[DIRECTIVE] Go through each line of the records below and count those with the word "utilizing". Give only the count.

Records from a data collection:
-- start --

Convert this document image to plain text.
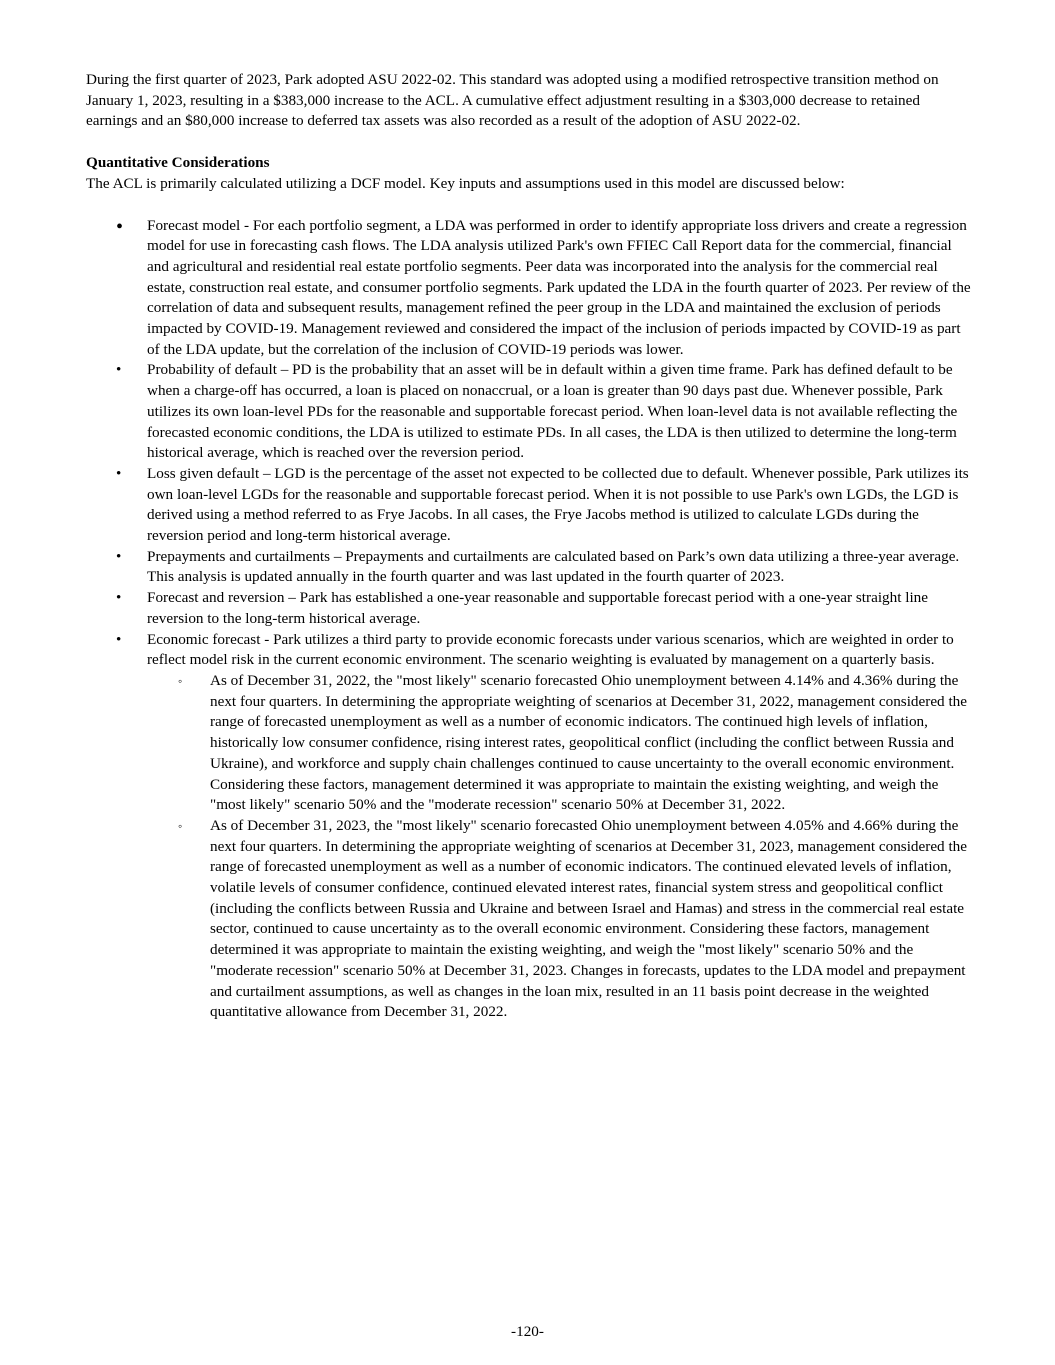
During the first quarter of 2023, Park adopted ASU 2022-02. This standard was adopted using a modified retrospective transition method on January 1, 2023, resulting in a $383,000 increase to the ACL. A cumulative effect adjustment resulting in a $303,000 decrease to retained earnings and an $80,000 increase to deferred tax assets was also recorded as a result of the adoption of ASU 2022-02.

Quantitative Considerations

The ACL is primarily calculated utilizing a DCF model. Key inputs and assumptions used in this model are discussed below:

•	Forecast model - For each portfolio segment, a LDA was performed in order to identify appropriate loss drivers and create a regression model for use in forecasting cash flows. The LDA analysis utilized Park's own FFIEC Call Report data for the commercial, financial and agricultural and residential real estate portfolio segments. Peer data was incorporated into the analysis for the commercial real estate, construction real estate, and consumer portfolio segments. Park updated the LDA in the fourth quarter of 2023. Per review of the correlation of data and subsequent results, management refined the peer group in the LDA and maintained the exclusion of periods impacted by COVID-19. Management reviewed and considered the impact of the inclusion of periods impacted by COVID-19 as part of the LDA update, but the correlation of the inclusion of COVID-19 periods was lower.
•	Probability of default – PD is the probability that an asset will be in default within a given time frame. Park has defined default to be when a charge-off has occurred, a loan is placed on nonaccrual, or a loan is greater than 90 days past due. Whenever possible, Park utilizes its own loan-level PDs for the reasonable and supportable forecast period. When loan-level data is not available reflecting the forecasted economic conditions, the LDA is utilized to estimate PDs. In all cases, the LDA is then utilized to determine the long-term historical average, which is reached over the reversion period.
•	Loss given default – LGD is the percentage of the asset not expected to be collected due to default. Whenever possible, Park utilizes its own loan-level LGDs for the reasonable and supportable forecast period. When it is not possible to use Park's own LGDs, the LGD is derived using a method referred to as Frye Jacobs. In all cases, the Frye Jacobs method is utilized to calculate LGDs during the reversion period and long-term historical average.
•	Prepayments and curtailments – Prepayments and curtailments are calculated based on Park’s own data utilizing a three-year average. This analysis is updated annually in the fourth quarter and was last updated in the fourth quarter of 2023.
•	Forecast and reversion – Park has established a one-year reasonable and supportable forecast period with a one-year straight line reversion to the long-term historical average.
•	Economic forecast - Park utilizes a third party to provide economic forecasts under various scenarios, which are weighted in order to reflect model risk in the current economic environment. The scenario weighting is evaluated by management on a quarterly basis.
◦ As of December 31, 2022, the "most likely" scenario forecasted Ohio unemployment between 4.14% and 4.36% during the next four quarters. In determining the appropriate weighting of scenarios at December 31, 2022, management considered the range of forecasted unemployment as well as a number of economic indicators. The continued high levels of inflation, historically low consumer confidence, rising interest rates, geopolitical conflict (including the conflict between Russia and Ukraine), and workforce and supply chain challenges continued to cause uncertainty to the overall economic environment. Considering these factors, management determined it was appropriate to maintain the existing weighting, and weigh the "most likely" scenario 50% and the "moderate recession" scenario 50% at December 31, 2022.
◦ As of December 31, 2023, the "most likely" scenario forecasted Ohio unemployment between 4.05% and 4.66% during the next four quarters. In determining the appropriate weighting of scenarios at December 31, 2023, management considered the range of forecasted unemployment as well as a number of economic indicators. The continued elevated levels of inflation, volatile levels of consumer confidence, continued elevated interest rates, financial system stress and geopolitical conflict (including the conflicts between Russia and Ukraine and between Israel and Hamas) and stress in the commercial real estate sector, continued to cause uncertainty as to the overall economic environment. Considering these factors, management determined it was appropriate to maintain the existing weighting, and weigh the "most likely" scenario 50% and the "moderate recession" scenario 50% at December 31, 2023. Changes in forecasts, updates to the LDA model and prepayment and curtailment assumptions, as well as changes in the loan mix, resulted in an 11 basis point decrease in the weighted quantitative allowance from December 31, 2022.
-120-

-- end --

[FINISHED TASK] 2